● **Stated task**
Copy the full set of lines exactly as given.

● **Entries shown**
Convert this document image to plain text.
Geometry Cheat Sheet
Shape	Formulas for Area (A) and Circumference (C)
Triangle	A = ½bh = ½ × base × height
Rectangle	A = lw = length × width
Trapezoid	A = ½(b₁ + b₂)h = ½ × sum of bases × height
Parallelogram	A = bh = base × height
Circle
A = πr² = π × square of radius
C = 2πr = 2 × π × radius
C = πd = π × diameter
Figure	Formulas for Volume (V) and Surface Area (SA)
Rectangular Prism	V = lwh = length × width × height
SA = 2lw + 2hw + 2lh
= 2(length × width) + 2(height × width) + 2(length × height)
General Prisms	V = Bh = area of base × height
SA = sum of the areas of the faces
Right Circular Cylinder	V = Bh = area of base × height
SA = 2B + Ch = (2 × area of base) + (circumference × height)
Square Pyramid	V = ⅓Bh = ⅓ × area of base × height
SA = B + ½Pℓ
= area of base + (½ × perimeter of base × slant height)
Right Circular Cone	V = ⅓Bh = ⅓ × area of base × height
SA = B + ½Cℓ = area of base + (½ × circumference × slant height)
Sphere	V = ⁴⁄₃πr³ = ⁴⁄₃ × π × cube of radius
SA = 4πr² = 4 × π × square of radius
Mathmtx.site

● **Reply**
Convert this document image to plain text.
Geometry Cheat Sheet
Shape	Formulas for Area (A) and Circumference (C)
Triangle	A = ½bh = ½ × base × height
Rectangle	A = lw = length × width
Trapezoid	A = ½(b₁ + b₂)h = ½ × sum of bases × height
Parallelogram	A = bh = base × height
Circle
A = πr² = π × square of radius
C = 2πr = 2 × π × radius
C = πd = π × diameter
Figure	Formulas for Volume (V) and Surface Area (SA)
Rectangular Prism	V = lwh = length × width × height
SA = 2lw + 2hw + 2lh
= 2(length × width) + 2(height × width) + 2(length × height)
General Prisms	V = Bh = area of base × height
SA = sum of the areas of the faces
Right Circular Cylinder	V = Bh = area of base × height
SA = 2B + Ch = (2 × area of base) + (circumference × height)
Square Pyramid	V = ⅓Bh = ⅓ × area of base × height
SA = B + ½Pℓ
= area of base + (½ × perimeter of base × slant height)
Right Circular Cone	V = ⅓Bh = ⅓ × area of base × height
SA = B + ½Cℓ = area of base + (½ × circumference × slant height)
Sphere	V = ⁴⁄₃πr³ = ⁴⁄₃ × π × cube of radius
SA = 4πr² = 4 × π × square of radius
Mathmtx.site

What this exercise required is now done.